» 文档正文:

##########

我们证明曲线的曲率和挠率与参数表示无关. 即有 $\kappa(s)=\kappa(t)$, $\tau(s)=\tau(t)$. 这里 $s$ 是弧长参数, $t$ 是一般参数.
考虑曲线 $c:[0,\ell]\rightarrow\mathbb{R}^3$, $s\mapsto c(s)$, $\ell=\text{length}(c)$. 设 $s:[a,b]\rightarrow[0,\ell]$ 是一参数变换, $t\mapsto s(t)$. 因此有复合映射 $t\mapsto c(s(t))$. 简记 $\dot{c}(t)=\frac{d}{dt}c(s(t))$, $\dot{c}(s)=\frac{d}{ds}c(s)$. 因此,
\[\dot{c}(t)=\dot{c}(s)\cdot\frac{ds}{dt}=\dot{c}(s)|\dot{c}(t)|.\]
即 $\dot{c}(s)=\frac{\dot{c}(t)}{|\dot{c}(t)|}$.

##########

» 数据摘录:
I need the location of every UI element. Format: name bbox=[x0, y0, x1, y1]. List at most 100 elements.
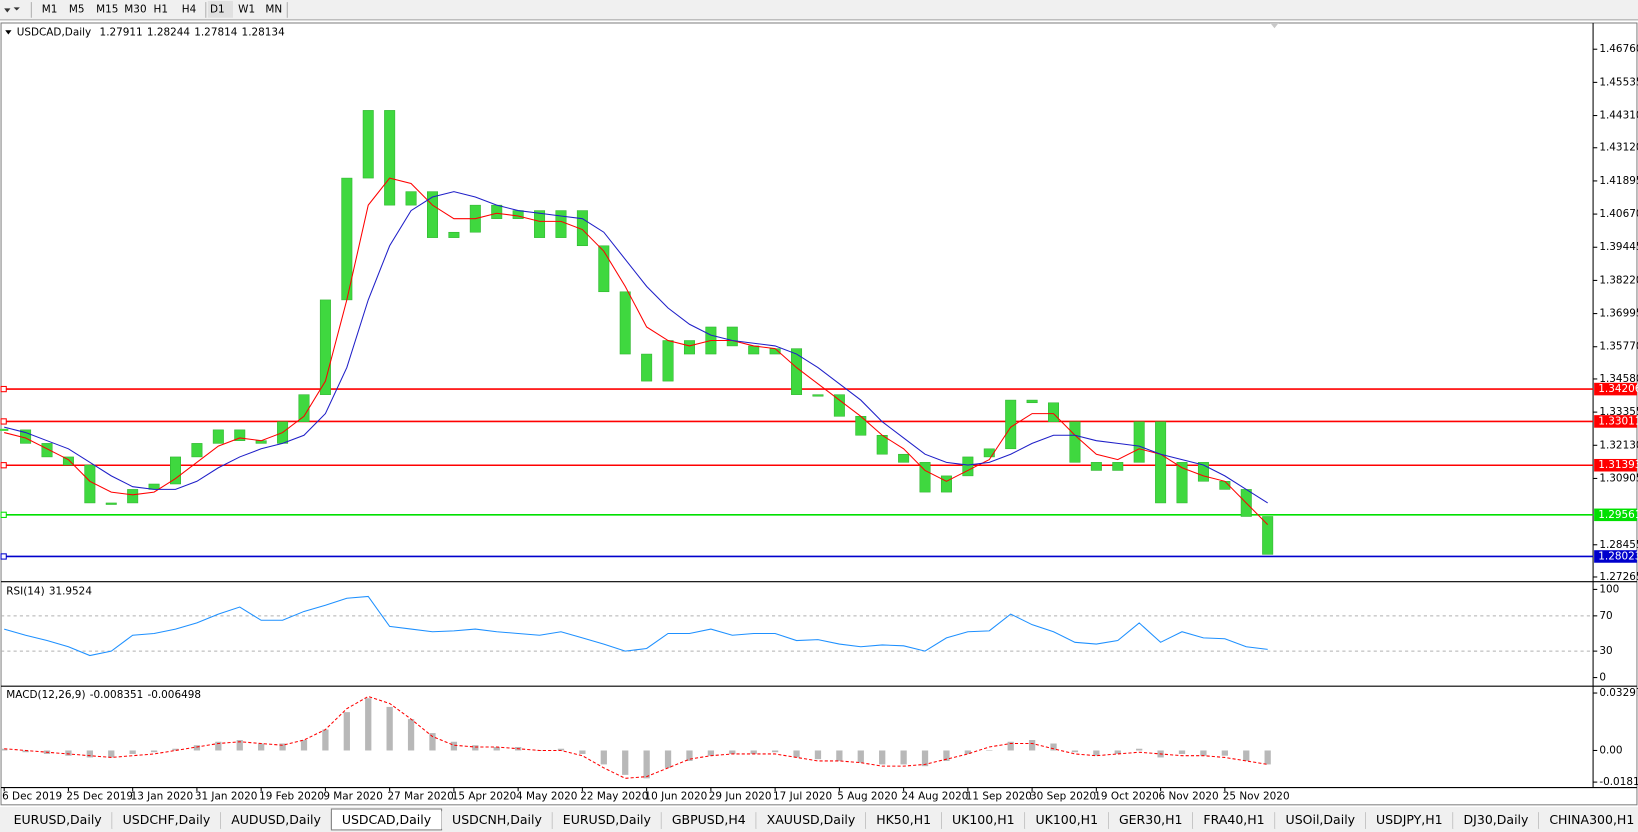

##########

» 任务要求: 在关于曲率和挠率的文档正文中，$s$ 和 $t$ 分别指什么参数？

» 回答: $s$ 是弧长参数，$t$ 是一般参数。